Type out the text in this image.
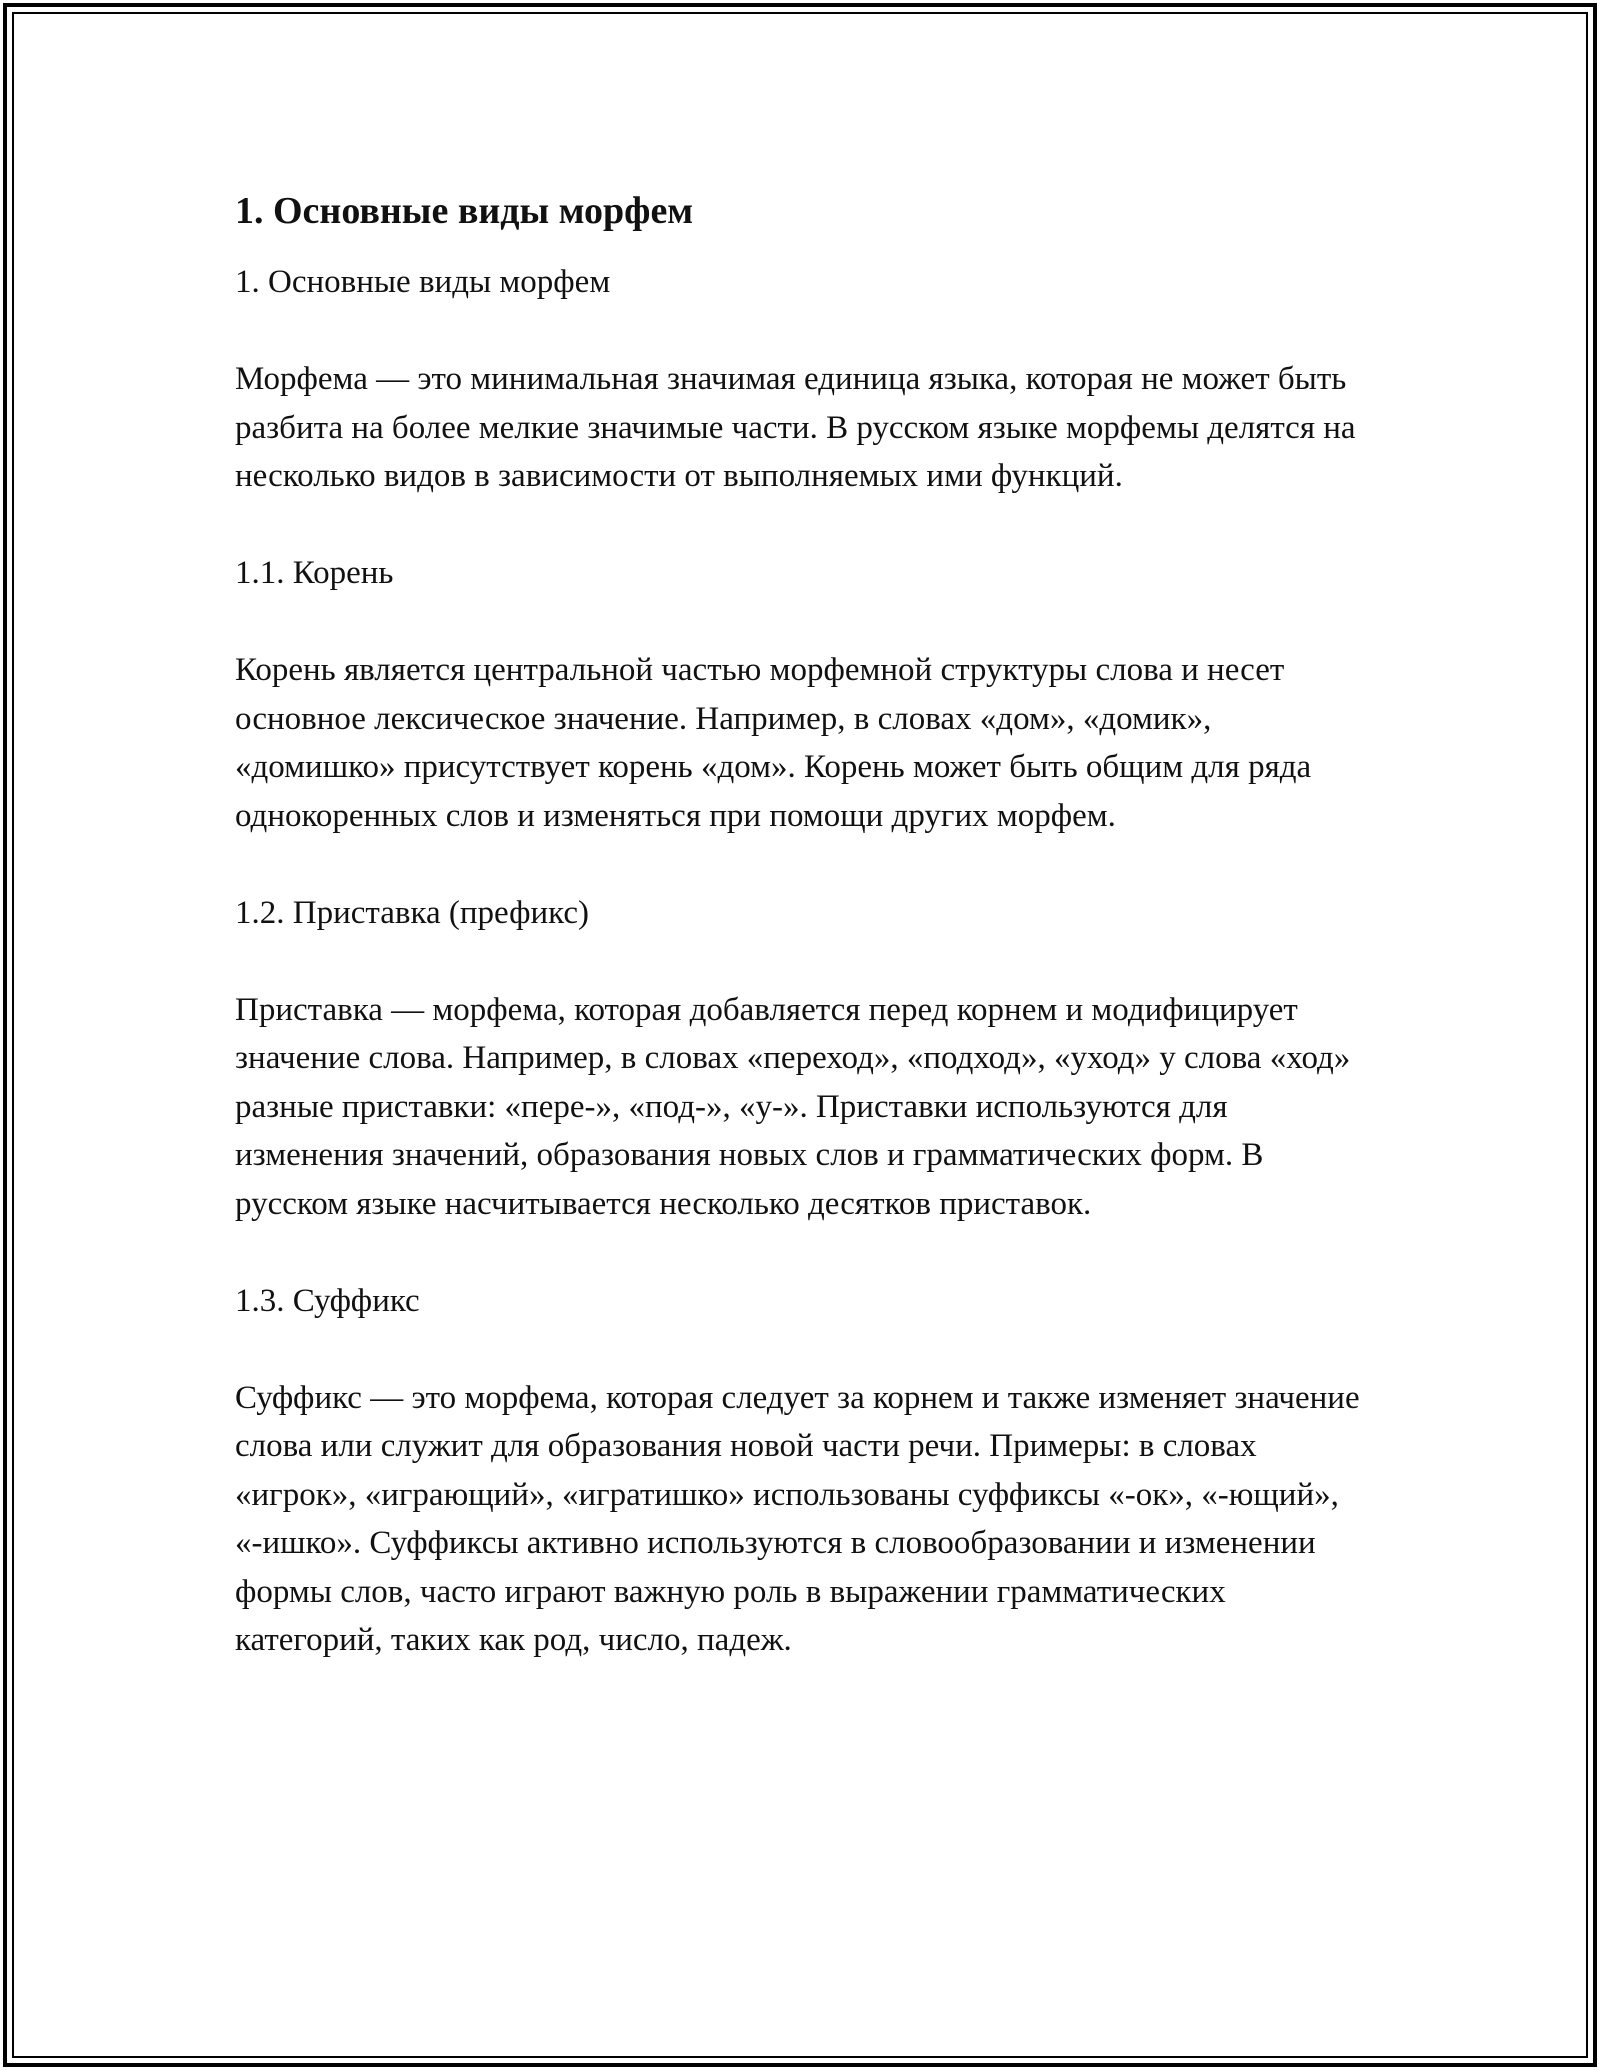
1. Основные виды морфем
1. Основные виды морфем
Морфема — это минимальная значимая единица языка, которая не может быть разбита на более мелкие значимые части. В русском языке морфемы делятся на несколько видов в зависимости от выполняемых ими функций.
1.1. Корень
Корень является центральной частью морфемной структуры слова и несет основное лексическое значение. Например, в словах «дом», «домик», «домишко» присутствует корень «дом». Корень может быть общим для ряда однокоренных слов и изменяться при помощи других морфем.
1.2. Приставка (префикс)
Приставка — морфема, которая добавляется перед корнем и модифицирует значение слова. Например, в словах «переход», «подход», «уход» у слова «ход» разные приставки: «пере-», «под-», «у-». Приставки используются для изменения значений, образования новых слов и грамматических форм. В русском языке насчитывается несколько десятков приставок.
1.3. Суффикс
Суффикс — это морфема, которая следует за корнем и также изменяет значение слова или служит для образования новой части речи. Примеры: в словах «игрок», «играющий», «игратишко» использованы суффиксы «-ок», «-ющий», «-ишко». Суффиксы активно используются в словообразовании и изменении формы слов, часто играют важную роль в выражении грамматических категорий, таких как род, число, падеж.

------------------------------------------------------------

*Objective*: Reproduce each line holding the word "образования".

*Correct response*:
Приставка — морфема, которая добавляется перед корнем и модифицирует значение слова. Например, в словах «переход», «подход», «уход» у слова «ход» разные приставки: «пере-», «под-», «у-». Приставки используются для изменения значений, образования новых слов и грамматических форм. В русском языке насчитывается несколько десятков приставок.
Суффикс — это морфема, которая следует за корнем и также изменяет значение слова или служит для образования новой части речи. Примеры: в словах «игрок», «играющий», «игратишко» использованы суффиксы «-ок», «-ющий», «-ишко». Суффиксы активно используются в словообразовании и изменении формы слов, часто играют важную роль в выражении грамматических категорий, таких как род, число, падеж.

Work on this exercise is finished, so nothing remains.